## START Provided data

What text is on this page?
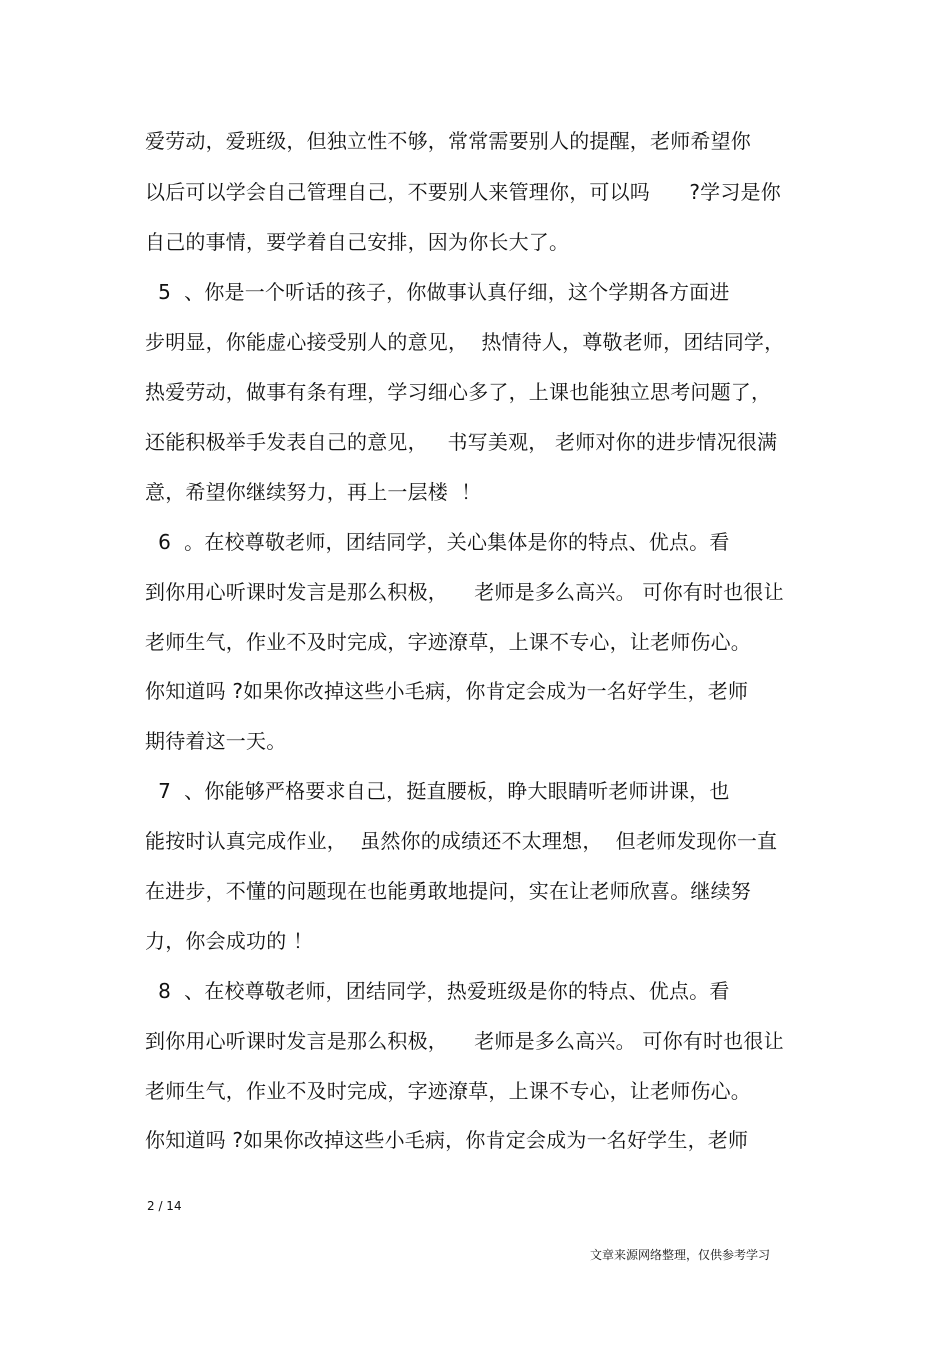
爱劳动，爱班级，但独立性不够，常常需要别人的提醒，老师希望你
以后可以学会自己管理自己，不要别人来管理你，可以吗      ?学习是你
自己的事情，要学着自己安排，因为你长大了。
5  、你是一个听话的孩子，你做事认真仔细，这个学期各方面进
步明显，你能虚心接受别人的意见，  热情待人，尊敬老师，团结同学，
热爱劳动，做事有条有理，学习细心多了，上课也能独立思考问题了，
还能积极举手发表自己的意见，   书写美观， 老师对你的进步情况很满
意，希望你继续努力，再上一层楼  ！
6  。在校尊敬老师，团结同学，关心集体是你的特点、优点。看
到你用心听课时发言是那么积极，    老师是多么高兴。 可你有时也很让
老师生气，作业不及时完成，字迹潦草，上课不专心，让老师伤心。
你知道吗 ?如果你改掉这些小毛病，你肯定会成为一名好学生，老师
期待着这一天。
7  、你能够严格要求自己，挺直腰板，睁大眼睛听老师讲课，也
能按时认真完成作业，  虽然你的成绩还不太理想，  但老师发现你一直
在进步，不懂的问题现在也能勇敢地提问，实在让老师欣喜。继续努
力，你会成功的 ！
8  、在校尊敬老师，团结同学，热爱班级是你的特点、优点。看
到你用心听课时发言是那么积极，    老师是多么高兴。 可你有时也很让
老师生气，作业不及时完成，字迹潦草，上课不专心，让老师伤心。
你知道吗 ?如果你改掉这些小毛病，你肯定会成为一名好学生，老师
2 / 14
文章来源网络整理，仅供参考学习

## END Provided data
## START Provided data

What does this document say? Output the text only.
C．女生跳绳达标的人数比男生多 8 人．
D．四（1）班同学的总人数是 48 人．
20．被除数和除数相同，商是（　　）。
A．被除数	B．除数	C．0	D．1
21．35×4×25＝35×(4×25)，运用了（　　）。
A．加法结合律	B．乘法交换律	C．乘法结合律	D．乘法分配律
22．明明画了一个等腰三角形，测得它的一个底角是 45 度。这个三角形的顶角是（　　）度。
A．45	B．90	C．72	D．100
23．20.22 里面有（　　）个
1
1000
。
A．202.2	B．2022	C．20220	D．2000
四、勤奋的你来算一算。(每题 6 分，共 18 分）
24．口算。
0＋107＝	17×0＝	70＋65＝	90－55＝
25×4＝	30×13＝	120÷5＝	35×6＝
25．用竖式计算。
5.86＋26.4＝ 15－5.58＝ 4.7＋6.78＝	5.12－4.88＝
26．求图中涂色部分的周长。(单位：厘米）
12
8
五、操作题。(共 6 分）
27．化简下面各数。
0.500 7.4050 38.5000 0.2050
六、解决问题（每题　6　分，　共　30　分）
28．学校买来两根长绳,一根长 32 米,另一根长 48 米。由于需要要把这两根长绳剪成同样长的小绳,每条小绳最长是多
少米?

## END Provided data

# [The request]
Looking at the listing above, count the lines that contain "在校尊敬老师" and give nothing but the number.

# [Completed exercise]
2